##### Reading text
They involve residents in the response. Not performatively, not a brief mention in a town hall that scores were reviewed and things are being worked on. Genuinely. What did you mean when you said this? What would improvement actually look like from where you sit? What would make you answer the question differently next year? Residents who are involved in the response to their own feedback become invested in the outcome in a way that no program-designed initiative can replicate.
They distinguish between items they can address at the program level and items that require institutional intervention, and they escalate the latter clearly and specifically. A program director who brings a below threshold score on workload to the GME office or DIO with a specific request is doing something different from one who notes the concern in the APE and moves on. The first creates institutional accountability. The second creates documentation.
They build plan of actions that are specific, measurable, and tied to a timeline that will be honestly reviewed. Not “we will continue to monitor,” which means nothing. Not “we have implemented changes to address this concern,” which describes an action without committing to an outcome. But: here is what we are doing, here is what we expect to see change, here is when we will look at whether it did.
##########
__Tasks and exercises__:
**1.** List every sentence in the passage on resident feedback that ends with a question mark.
**2.** Write out the part of the passage on resident feedback that opens with the words containing "They build plan" and closes with "whether it did.".
The records are not needed for any of this work.
##### Data records
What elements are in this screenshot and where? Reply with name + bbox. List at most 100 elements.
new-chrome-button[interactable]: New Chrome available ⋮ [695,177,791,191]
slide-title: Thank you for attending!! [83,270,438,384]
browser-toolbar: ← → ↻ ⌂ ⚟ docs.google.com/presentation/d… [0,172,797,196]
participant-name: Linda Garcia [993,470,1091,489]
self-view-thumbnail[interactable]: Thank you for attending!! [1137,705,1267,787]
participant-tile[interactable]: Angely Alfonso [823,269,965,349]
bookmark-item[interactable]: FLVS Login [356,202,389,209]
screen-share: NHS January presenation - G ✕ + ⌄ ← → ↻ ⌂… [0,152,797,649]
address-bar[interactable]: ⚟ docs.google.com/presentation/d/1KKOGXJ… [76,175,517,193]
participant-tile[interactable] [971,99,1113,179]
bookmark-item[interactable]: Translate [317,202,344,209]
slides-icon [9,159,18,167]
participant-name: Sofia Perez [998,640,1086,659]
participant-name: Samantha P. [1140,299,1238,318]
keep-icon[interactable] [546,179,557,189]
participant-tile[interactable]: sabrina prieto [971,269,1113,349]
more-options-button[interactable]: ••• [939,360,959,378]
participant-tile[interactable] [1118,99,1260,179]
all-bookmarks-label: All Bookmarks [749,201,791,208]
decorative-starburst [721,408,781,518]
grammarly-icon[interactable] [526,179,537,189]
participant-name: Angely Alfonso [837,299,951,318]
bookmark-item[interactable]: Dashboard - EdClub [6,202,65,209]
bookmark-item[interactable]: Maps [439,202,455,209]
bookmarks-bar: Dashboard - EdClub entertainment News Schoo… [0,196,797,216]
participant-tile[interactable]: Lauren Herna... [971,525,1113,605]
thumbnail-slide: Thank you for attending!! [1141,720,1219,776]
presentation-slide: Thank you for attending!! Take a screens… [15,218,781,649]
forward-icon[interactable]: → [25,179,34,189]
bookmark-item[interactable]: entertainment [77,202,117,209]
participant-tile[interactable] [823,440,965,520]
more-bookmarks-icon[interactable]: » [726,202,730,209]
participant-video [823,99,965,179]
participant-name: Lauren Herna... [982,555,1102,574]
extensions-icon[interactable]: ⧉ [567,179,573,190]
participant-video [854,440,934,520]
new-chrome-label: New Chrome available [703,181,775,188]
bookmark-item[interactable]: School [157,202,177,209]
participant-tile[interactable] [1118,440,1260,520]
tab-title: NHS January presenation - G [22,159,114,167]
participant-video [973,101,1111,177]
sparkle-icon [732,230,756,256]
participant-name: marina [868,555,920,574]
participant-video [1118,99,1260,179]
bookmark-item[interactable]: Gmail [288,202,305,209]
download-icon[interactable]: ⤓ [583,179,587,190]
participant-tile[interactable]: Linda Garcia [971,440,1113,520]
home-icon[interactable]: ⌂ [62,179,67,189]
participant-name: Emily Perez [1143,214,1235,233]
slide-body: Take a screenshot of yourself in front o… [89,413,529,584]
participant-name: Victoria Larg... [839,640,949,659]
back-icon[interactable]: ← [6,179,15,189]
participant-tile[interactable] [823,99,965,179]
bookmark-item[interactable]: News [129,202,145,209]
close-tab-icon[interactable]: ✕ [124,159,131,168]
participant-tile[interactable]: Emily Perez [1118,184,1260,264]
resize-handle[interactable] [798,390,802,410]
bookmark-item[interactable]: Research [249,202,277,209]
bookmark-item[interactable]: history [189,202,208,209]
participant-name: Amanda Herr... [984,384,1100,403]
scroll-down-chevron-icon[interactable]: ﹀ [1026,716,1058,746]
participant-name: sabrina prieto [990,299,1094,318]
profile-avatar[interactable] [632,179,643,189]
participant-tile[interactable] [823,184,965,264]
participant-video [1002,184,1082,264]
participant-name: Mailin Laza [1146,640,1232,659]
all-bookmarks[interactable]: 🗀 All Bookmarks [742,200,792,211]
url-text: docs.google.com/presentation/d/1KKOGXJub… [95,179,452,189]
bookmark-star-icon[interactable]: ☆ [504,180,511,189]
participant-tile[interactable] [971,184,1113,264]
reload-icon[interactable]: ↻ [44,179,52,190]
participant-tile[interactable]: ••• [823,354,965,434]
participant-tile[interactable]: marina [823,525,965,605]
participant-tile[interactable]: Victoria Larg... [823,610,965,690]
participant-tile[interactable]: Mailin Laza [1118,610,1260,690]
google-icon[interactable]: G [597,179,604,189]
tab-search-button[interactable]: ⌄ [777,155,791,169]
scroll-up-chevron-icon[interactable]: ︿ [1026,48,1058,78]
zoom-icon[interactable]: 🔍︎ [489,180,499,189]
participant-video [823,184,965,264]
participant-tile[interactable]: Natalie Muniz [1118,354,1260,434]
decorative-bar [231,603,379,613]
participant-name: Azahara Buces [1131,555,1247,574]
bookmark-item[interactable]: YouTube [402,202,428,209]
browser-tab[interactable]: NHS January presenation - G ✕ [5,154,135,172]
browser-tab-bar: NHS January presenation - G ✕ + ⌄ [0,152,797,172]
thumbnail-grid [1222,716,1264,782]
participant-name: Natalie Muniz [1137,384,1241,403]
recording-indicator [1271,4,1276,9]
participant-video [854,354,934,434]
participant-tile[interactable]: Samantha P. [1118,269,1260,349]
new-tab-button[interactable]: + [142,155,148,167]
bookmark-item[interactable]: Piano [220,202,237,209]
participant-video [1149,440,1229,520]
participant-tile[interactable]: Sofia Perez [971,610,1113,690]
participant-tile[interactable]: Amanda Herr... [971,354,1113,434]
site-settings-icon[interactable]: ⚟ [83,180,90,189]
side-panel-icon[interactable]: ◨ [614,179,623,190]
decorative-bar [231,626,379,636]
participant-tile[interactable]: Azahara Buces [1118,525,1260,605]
##########
__Solutions in order__:
**1.**
What did you mean when you said this?
What would improvement actually look like from where you sit?
What would make you answer the question differently next year?

**2.**
They build plan of actions that are specific, measurable, and tied to a timeline that will be honestly reviewed. Not “we will continue to monitor,” which means nothing. Not “we have implemented changes to address this concern,” which describes an action without committing to an outcome. But: here is what we are doing, here is what we expect to see change, here is when we will look at whether it did.